What to work on » Gather all lines from the material that contain the word "JSON".

Rows »

>>>

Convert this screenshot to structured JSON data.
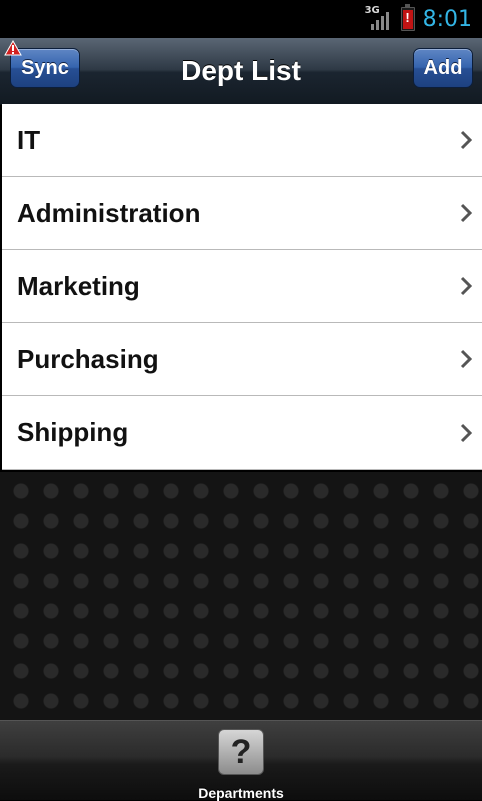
{
  "status": {
    "network": "3G",
    "time": "8:01"
  },
  "header": {
    "title": "Dept List",
    "sync_label": "Sync",
    "add_label": "Add"
  },
  "departments": [
    "IT",
    "Administration",
    "Marketing",
    "Purchasing",
    "Shipping"
  ],
  "tabs": [
    {
      "label": "Departments",
      "icon": "?"
    }
  ],
  "colors": {
    "clock": "#33b5e5",
    "button": "#3564ae",
    "warning": "#d12020",
    "battery": "#c11414"
  }
}
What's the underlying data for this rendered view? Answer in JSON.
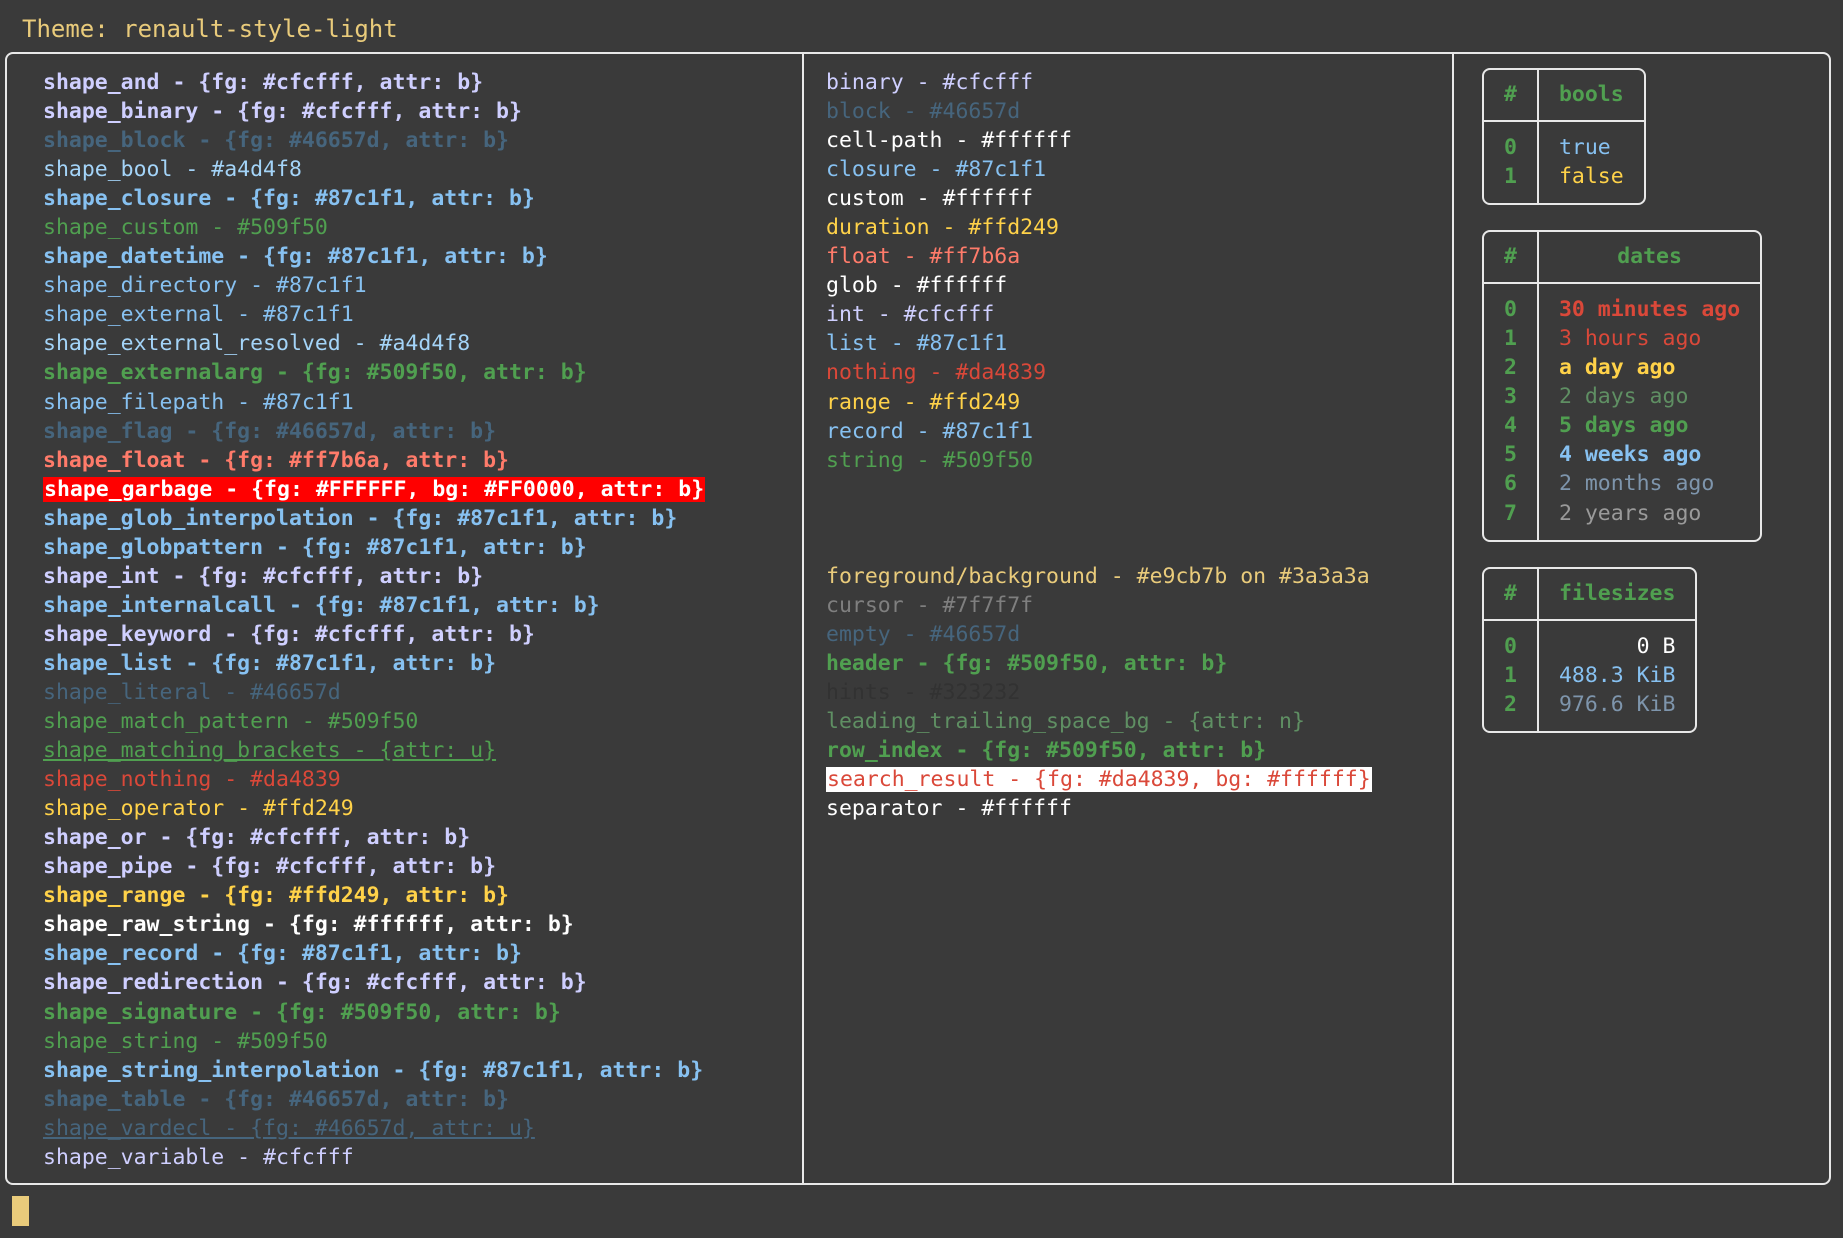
{
  "theme": {
    "title": "Theme: renault-style-light",
    "title_color": "#e9cb7b",
    "background": "#3a3a3a",
    "border_color": "#e8e8e8",
    "cursor_color": "#e9cb7b"
  },
  "shapes": [
    {
      "text": "shape_and - {fg: #cfcfff, attr: b}",
      "color": "#cfcfff",
      "bold": true
    },
    {
      "text": "shape_binary - {fg: #cfcfff, attr: b}",
      "color": "#cfcfff",
      "bold": true
    },
    {
      "text": "shape_block - {fg: #46657d, attr: b}",
      "color": "#46657d",
      "bold": true
    },
    {
      "text": "shape_bool - #a4d4f8",
      "color": "#a4d4f8",
      "bold": false
    },
    {
      "text": "shape_closure - {fg: #87c1f1, attr: b}",
      "color": "#87c1f1",
      "bold": true
    },
    {
      "text": "shape_custom - #509f50",
      "color": "#509f50",
      "bold": false
    },
    {
      "text": "shape_datetime - {fg: #87c1f1, attr: b}",
      "color": "#87c1f1",
      "bold": true
    },
    {
      "text": "shape_directory - #87c1f1",
      "color": "#87c1f1",
      "bold": false
    },
    {
      "text": "shape_external - #87c1f1",
      "color": "#87c1f1",
      "bold": false
    },
    {
      "text": "shape_external_resolved - #a4d4f8",
      "color": "#a4d4f8",
      "bold": false
    },
    {
      "text": "shape_externalarg - {fg: #509f50, attr: b}",
      "color": "#509f50",
      "bold": true
    },
    {
      "text": "shape_filepath - #87c1f1",
      "color": "#87c1f1",
      "bold": false
    },
    {
      "text": "shape_flag - {fg: #46657d, attr: b}",
      "color": "#46657d",
      "bold": true
    },
    {
      "text": "shape_float - {fg: #ff7b6a, attr: b}",
      "color": "#ff7b6a",
      "bold": true
    },
    {
      "text": "shape_garbage - {fg: #FFFFFF, bg: #FF0000, attr: b}",
      "color": "#FFFFFF",
      "bg": "#FF0000",
      "bold": true
    },
    {
      "text": "shape_glob_interpolation - {fg: #87c1f1, attr: b}",
      "color": "#87c1f1",
      "bold": true
    },
    {
      "text": "shape_globpattern - {fg: #87c1f1, attr: b}",
      "color": "#87c1f1",
      "bold": true
    },
    {
      "text": "shape_int - {fg: #cfcfff, attr: b}",
      "color": "#cfcfff",
      "bold": true
    },
    {
      "text": "shape_internalcall - {fg: #87c1f1, attr: b}",
      "color": "#87c1f1",
      "bold": true
    },
    {
      "text": "shape_keyword - {fg: #cfcfff, attr: b}",
      "color": "#cfcfff",
      "bold": true
    },
    {
      "text": "shape_list - {fg: #87c1f1, attr: b}",
      "color": "#87c1f1",
      "bold": true
    },
    {
      "text": "shape_literal - #46657d",
      "color": "#46657d",
      "bold": false
    },
    {
      "text": "shape_match_pattern - #509f50",
      "color": "#509f50",
      "bold": false
    },
    {
      "text": "shape_matching_brackets - {attr: u}",
      "color": "#509f50",
      "bold": false,
      "underline": true
    },
    {
      "text": "shape_nothing - #da4839",
      "color": "#da4839",
      "bold": false
    },
    {
      "text": "shape_operator - #ffd249",
      "color": "#ffd249",
      "bold": false
    },
    {
      "text": "shape_or - {fg: #cfcfff, attr: b}",
      "color": "#cfcfff",
      "bold": true
    },
    {
      "text": "shape_pipe - {fg: #cfcfff, attr: b}",
      "color": "#cfcfff",
      "bold": true
    },
    {
      "text": "shape_range - {fg: #ffd249, attr: b}",
      "color": "#ffd249",
      "bold": true
    },
    {
      "text": "shape_raw_string - {fg: #ffffff, attr: b}",
      "color": "#ffffff",
      "bold": true
    },
    {
      "text": "shape_record - {fg: #87c1f1, attr: b}",
      "color": "#87c1f1",
      "bold": true
    },
    {
      "text": "shape_redirection - {fg: #cfcfff, attr: b}",
      "color": "#cfcfff",
      "bold": true
    },
    {
      "text": "shape_signature - {fg: #509f50, attr: b}",
      "color": "#509f50",
      "bold": true
    },
    {
      "text": "shape_string - #509f50",
      "color": "#509f50",
      "bold": false
    },
    {
      "text": "shape_string_interpolation - {fg: #87c1f1, attr: b}",
      "color": "#87c1f1",
      "bold": true
    },
    {
      "text": "shape_table - {fg: #46657d, attr: b}",
      "color": "#46657d",
      "bold": true
    },
    {
      "text": "shape_vardecl - {fg: #46657d, attr: u}",
      "color": "#46657d",
      "bold": false,
      "underline": true
    },
    {
      "text": "shape_variable - #cfcfff",
      "color": "#cfcfff",
      "bold": false
    }
  ],
  "types": [
    {
      "text": "binary - #cfcfff",
      "color": "#cfcfff",
      "bold": false
    },
    {
      "text": "block - #46657d",
      "color": "#46657d",
      "bold": false
    },
    {
      "text": "cell-path - #ffffff",
      "color": "#ffffff",
      "bold": false
    },
    {
      "text": "closure - #87c1f1",
      "color": "#87c1f1",
      "bold": false
    },
    {
      "text": "custom - #ffffff",
      "color": "#ffffff",
      "bold": false
    },
    {
      "text": "duration - #ffd249",
      "color": "#ffd249",
      "bold": false
    },
    {
      "text": "float - #ff7b6a",
      "color": "#ff7b6a",
      "bold": false
    },
    {
      "text": "glob - #ffffff",
      "color": "#ffffff",
      "bold": false
    },
    {
      "text": "int - #cfcfff",
      "color": "#cfcfff",
      "bold": false
    },
    {
      "text": "list - #87c1f1",
      "color": "#87c1f1",
      "bold": false
    },
    {
      "text": "nothing - #da4839",
      "color": "#da4839",
      "bold": false
    },
    {
      "text": "range - #ffd249",
      "color": "#ffd249",
      "bold": false
    },
    {
      "text": "record - #87c1f1",
      "color": "#87c1f1",
      "bold": false
    },
    {
      "text": "string - #509f50",
      "color": "#509f50",
      "bold": false
    }
  ],
  "ui_elements": [
    {
      "text": "foreground/background - #e9cb7b on #3a3a3a",
      "color": "#e9cb7b",
      "bold": false
    },
    {
      "text": "cursor - #7f7f7f",
      "color": "#7f7f7f",
      "bold": false
    },
    {
      "text": "empty - #46657d",
      "color": "#46657d",
      "bold": false
    },
    {
      "text": "header - {fg: #509f50, attr: b}",
      "color": "#509f50",
      "bold": true
    },
    {
      "text": "hints - #323232",
      "color": "#323232",
      "bold": false
    },
    {
      "text": "leading_trailing_space_bg - {attr: n}",
      "color": "#5f8f63",
      "bold": false
    },
    {
      "text": "row_index - {fg: #509f50, attr: b}",
      "color": "#509f50",
      "bold": true
    },
    {
      "text": "search_result - {fg: #da4839, bg: #ffffff}",
      "color": "#da4839",
      "bg": "#ffffff",
      "bold": false
    },
    {
      "text": "separator - #ffffff",
      "color": "#ffffff",
      "bold": false
    }
  ],
  "tables": [
    {
      "name": "bools",
      "index_header": "#",
      "value_header": "bools",
      "header_align": "center",
      "value_align": "left",
      "rows": [
        {
          "index": "0",
          "value": "true",
          "color": "#87c1f1",
          "bold": false
        },
        {
          "index": "1",
          "value": "false",
          "color": "#ffd249",
          "bold": false
        }
      ]
    },
    {
      "name": "dates",
      "index_header": "#",
      "value_header": "dates",
      "header_align": "center",
      "value_align": "left",
      "rows": [
        {
          "index": "0",
          "value": "30 minutes ago",
          "color": "#da4839",
          "bold": true
        },
        {
          "index": "1",
          "value": "3 hours ago",
          "color": "#da4839",
          "bold": false
        },
        {
          "index": "2",
          "value": "a day ago",
          "color": "#ffd249",
          "bold": true
        },
        {
          "index": "3",
          "value": "2 days ago",
          "color": "#5f8f63",
          "bold": false
        },
        {
          "index": "4",
          "value": "5 days ago",
          "color": "#509f50",
          "bold": true
        },
        {
          "index": "5",
          "value": "4 weeks ago",
          "color": "#87c1f1",
          "bold": true
        },
        {
          "index": "6",
          "value": "2 months ago",
          "color": "#7e95ac",
          "bold": false
        },
        {
          "index": "7",
          "value": "2 years ago",
          "color": "#9a9a9a",
          "bold": false
        }
      ]
    },
    {
      "name": "filesizes",
      "index_header": "#",
      "value_header": "filesizes",
      "header_align": "center",
      "value_align": "right",
      "rows": [
        {
          "index": "0",
          "value": "0 B",
          "color": "#ffffff",
          "bold": false
        },
        {
          "index": "1",
          "value": "488.3 KiB",
          "color": "#87c1f1",
          "bold": false
        },
        {
          "index": "2",
          "value": "976.6 KiB",
          "color": "#7e95ac",
          "bold": false
        }
      ]
    }
  ]
}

<<<

Solution »
Convert this screenshot to structured JSON data.
What's the underlying data for this rendered view? Answer in JSON.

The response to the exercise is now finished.